◆ EXERCISE INSTRUCTIONS
Set down the material below in full, matching it exactly.

(Stored dataset items)
* BEGIN *
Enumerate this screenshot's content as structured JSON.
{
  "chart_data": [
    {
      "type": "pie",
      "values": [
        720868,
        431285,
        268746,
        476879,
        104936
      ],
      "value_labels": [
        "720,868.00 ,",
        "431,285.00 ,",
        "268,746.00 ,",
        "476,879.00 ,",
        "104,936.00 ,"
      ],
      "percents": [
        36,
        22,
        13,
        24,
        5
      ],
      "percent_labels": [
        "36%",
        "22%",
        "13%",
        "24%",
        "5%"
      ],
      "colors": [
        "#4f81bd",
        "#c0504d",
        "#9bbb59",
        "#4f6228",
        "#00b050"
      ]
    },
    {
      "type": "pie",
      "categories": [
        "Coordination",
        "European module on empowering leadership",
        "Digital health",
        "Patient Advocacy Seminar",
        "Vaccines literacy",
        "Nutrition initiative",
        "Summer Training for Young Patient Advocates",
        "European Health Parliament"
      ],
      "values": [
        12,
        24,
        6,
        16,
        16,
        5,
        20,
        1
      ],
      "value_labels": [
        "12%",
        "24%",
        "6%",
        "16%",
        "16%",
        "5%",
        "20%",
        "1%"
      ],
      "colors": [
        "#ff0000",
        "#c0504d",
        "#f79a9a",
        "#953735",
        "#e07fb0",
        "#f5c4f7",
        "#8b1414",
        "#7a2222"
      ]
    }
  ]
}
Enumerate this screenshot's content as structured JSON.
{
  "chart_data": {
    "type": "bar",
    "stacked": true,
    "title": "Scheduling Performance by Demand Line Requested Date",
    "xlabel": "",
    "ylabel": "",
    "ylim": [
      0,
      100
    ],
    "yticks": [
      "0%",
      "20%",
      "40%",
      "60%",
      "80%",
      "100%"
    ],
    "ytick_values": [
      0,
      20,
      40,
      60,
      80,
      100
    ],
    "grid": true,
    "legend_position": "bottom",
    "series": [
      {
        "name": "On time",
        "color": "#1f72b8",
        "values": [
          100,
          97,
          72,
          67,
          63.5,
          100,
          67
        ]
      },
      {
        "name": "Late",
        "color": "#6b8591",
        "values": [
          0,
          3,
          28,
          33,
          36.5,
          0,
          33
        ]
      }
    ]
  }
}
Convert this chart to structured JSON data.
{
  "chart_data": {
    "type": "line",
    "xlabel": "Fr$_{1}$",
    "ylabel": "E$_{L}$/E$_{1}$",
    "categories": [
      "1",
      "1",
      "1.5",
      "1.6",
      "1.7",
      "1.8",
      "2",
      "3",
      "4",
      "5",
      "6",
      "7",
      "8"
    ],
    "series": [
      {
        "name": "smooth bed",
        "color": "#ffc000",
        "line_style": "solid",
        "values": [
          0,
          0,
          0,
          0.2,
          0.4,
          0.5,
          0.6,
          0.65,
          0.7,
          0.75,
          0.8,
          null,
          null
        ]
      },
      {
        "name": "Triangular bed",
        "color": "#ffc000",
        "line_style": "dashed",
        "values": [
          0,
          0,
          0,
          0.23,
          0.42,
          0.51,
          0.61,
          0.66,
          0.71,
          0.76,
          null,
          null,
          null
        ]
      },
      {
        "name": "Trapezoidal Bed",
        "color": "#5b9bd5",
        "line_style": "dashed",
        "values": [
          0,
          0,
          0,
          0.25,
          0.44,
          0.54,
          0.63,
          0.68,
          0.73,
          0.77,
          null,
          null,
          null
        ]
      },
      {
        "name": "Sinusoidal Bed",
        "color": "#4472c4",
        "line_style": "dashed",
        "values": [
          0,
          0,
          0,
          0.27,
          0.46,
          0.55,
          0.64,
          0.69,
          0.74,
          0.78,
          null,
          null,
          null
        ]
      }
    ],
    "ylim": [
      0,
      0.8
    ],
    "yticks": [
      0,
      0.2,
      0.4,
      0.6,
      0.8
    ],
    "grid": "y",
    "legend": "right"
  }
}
* END *
◆ CORRECT RESULT
Enumerate this screenshot's content as structured JSON.
{
  "chart_data": [
    {
      "type": "pie",
      "values": [
        720868,
        431285,
        268746,
        476879,
        104936
      ],
      "value_labels": [
        "720,868.00 ,",
        "431,285.00 ,",
        "268,746.00 ,",
        "476,879.00 ,",
        "104,936.00 ,"
      ],
      "percents": [
        36,
        22,
        13,
        24,
        5
      ],
      "percent_labels": [
        "36%",
        "22%",
        "13%",
        "24%",
        "5%"
      ],
      "colors": [
        "#4f81bd",
        "#c0504d",
        "#9bbb59",
        "#4f6228",
        "#00b050"
      ]
    },
    {
      "type": "pie",
      "categories": [
        "Coordination",
        "European module on empowering leadership",
        "Digital health",
        "Patient Advocacy Seminar",
        "Vaccines literacy",
        "Nutrition initiative",
        "Summer Training for Young Patient Advocates",
        "European Health Parliament"
      ],
      "values": [
        12,
        24,
        6,
        16,
        16,
        5,
        20,
        1
      ],
      "value_labels": [
        "12%",
        "24%",
        "6%",
        "16%",
        "16%",
        "5%",
        "20%",
        "1%"
      ],
      "colors": [
        "#ff0000",
        "#c0504d",
        "#f79a9a",
        "#953735",
        "#e07fb0",
        "#f5c4f7",
        "#8b1414",
        "#7a2222"
      ]
    }
  ]
}
Enumerate this screenshot's content as structured JSON.
{
  "chart_data": {
    "type": "bar",
    "stacked": true,
    "title": "Scheduling Performance by Demand Line Requested Date",
    "xlabel": "",
    "ylabel": "",
    "ylim": [
      0,
      100
    ],
    "yticks": [
      "0%",
      "20%",
      "40%",
      "60%",
      "80%",
      "100%"
    ],
    "ytick_values": [
      0,
      20,
      40,
      60,
      80,
      100
    ],
    "grid": true,
    "legend_position": "bottom",
    "series": [
      {
        "name": "On time",
        "color": "#1f72b8",
        "values": [
          100,
          97,
          72,
          67,
          63.5,
          100,
          67
        ]
      },
      {
        "name": "Late",
        "color": "#6b8591",
        "values": [
          0,
          3,
          28,
          33,
          36.5,
          0,
          33
        ]
      }
    ]
  }
}
Convert this chart to structured JSON data.
{
  "chart_data": {
    "type": "line",
    "xlabel": "Fr$_{1}$",
    "ylabel": "E$_{L}$/E$_{1}$",
    "categories": [
      "1",
      "1",
      "1.5",
      "1.6",
      "1.7",
      "1.8",
      "2",
      "3",
      "4",
      "5",
      "6",
      "7",
      "8"
    ],
    "series": [
      {
        "name": "smooth bed",
        "color": "#ffc000",
        "line_style": "solid",
        "values": [
          0,
          0,
          0,
          0.2,
          0.4,
          0.5,
          0.6,
          0.65,
          0.7,
          0.75,
          0.8,
          null,
          null
        ]
      },
      {
        "name": "Triangular bed",
        "color": "#ffc000",
        "line_style": "dashed",
        "values": [
          0,
          0,
          0,
          0.23,
          0.42,
          0.51,
          0.61,
          0.66,
          0.71,
          0.76,
          null,
          null,
          null
        ]
      },
      {
        "name": "Trapezoidal Bed",
        "color": "#5b9bd5",
        "line_style": "dashed",
        "values": [
          0,
          0,
          0,
          0.25,
          0.44,
          0.54,
          0.63,
          0.68,
          0.73,
          0.77,
          null,
          null,
          null
        ]
      },
      {
        "name": "Sinusoidal Bed",
        "color": "#4472c4",
        "line_style": "dashed",
        "values": [
          0,
          0,
          0,
          0.27,
          0.46,
          0.55,
          0.64,
          0.69,
          0.74,
          0.78,
          null,
          null,
          null
        ]
      }
    ],
    "ylim": [
      0,
      0.8
    ],
    "yticks": [
      0,
      0.2,
      0.4,
      0.6,
      0.8
    ],
    "grid": "y",
    "legend": "right"
  }
}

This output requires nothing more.